STATED EXERCISE
Word for word, give the material below again, minus any images.

SUPPLIED ENTRIES
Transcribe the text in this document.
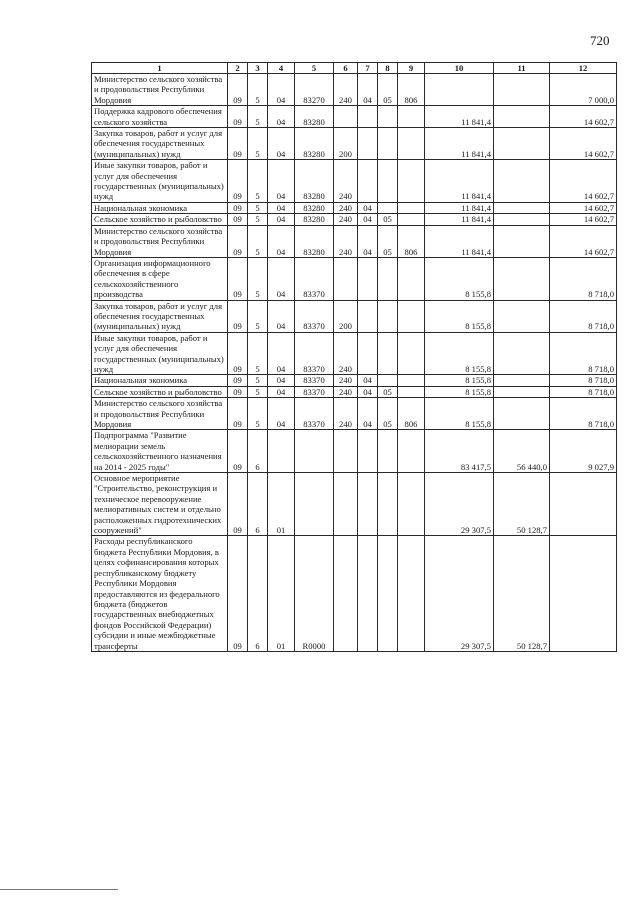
720
1	2	3	4	5	6	7	8	9	10	11	12
Министерство сельского хозяйства и продовольствия Республики Мордовия	09	5	04	83270	240	04	05	806			7 000,0
Поддержка кадрового обеспечения сельского хозяйства	09	5	04	83280					11 841,4		14 602,7
Закупка товаров, работ и услуг для обеспечения государственных (муниципальных) нужд	09	5	04	83280	200				11 841,4		14 602,7
Иные закупки товаров, работ и услуг для обеспечения государственных (муниципальных) нужд	09	5	04	83280	240				11 841,4		14 602,7
Национальная экономика	09	5	04	83280	240	04			11 841,4		14 602,7
Сельское хозяйство и рыболовство	09	5	04	83280	240	04	05		11 841,4		14 602,7
Министерство сельского хозяйства и продовольствия Республики Мордовия	09	5	04	83280	240	04	05	806	11 841,4		14 602,7
Организация информационного обеспечения в сфере сельскохозяйственного производства	09	5	04	83370					8 155,8		8 718,0
Закупка товаров, работ и услуг для обеспечения государственных (муниципальных) нужд	09	5	04	83370	200				8 155,8		8 718,0
Иные закупки товаров, работ и услуг для обеспечения государственных (муниципальных) нужд	09	5	04	83370	240				8 155,8		8 718,0
Национальная экономика	09	5	04	83370	240	04			8 155,8		8 718,0
Сельское хозяйство и рыболовство	09	5	04	83370	240	04	05		8 155,8		8 718,0
Министерство сельского хозяйства и продовольствия Республики Мордовия	09	5	04	83370	240	04	05	806	8 155,8		8 718,0
Подпрограмма "Развитие мелиорации земель сельскохозяйственного назначения на 2014 - 2025 годы"	09	6							83 417,5	56 440,0	9 027,9
Основное мероприятие "Строительство, реконструкция и техническое перевооружение мелиоративных систем и отдельно расположенных гидротехнических сооружений"	09	6	01						29 307,5	50 128,7	
Расходы республиканского бюджета Республики Мордовия, в целях софинансирования которых республиканскому бюджету Республики Мордовия предоставляются из федерального бюджета (бюджетов государственных внебюджетных фондов Российской Федерации) субсидии и иные межбюджетные трансферты	09	6	01	R0000					29 307,5	50 128,7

EXERCISE SOLUTION
Transcribe the text in this document.
720
1	2	3	4	5	6	7	8	9	10	11	12
Министерство сельского хозяйства и продовольствия Республики Мордовия	09	5	04	83270	240	04	05	806			7 000,0
Поддержка кадрового обеспечения сельского хозяйства	09	5	04	83280					11 841,4		14 602,7
Закупка товаров, работ и услуг для обеспечения государственных (муниципальных) нужд	09	5	04	83280	200				11 841,4		14 602,7
Иные закупки товаров, работ и услуг для обеспечения государственных (муниципальных) нужд	09	5	04	83280	240				11 841,4		14 602,7
Национальная экономика	09	5	04	83280	240	04			11 841,4		14 602,7
Сельское хозяйство и рыболовство	09	5	04	83280	240	04	05		11 841,4		14 602,7
Министерство сельского хозяйства и продовольствия Республики Мордовия	09	5	04	83280	240	04	05	806	11 841,4		14 602,7
Организация информационного обеспечения в сфере сельскохозяйственного производства	09	5	04	83370					8 155,8		8 718,0
Закупка товаров, работ и услуг для обеспечения государственных (муниципальных) нужд	09	5	04	83370	200				8 155,8		8 718,0
Иные закупки товаров, работ и услуг для обеспечения государственных (муниципальных) нужд	09	5	04	83370	240				8 155,8		8 718,0
Национальная экономика	09	5	04	83370	240	04			8 155,8		8 718,0
Сельское хозяйство и рыболовство	09	5	04	83370	240	04	05		8 155,8		8 718,0
Министерство сельского хозяйства и продовольствия Республики Мордовия	09	5	04	83370	240	04	05	806	8 155,8		8 718,0
Подпрограмма "Развитие мелиорации земель сельскохозяйственного назначения на 2014 - 2025 годы"	09	6							83 417,5	56 440,0	9 027,9
Основное мероприятие "Строительство, реконструкция и техническое перевооружение мелиоративных систем и отдельно расположенных гидротехнических сооружений"	09	6	01						29 307,5	50 128,7	
Расходы республиканского бюджета Республики Мордовия, в целях софинансирования которых республиканскому бюджету Республики Мордовия предоставляются из федерального бюджета (бюджетов государственных внебюджетных фондов Российской Федерации) субсидии и иные межбюджетные трансферты	09	6	01	R0000					29 307,5	50 128,7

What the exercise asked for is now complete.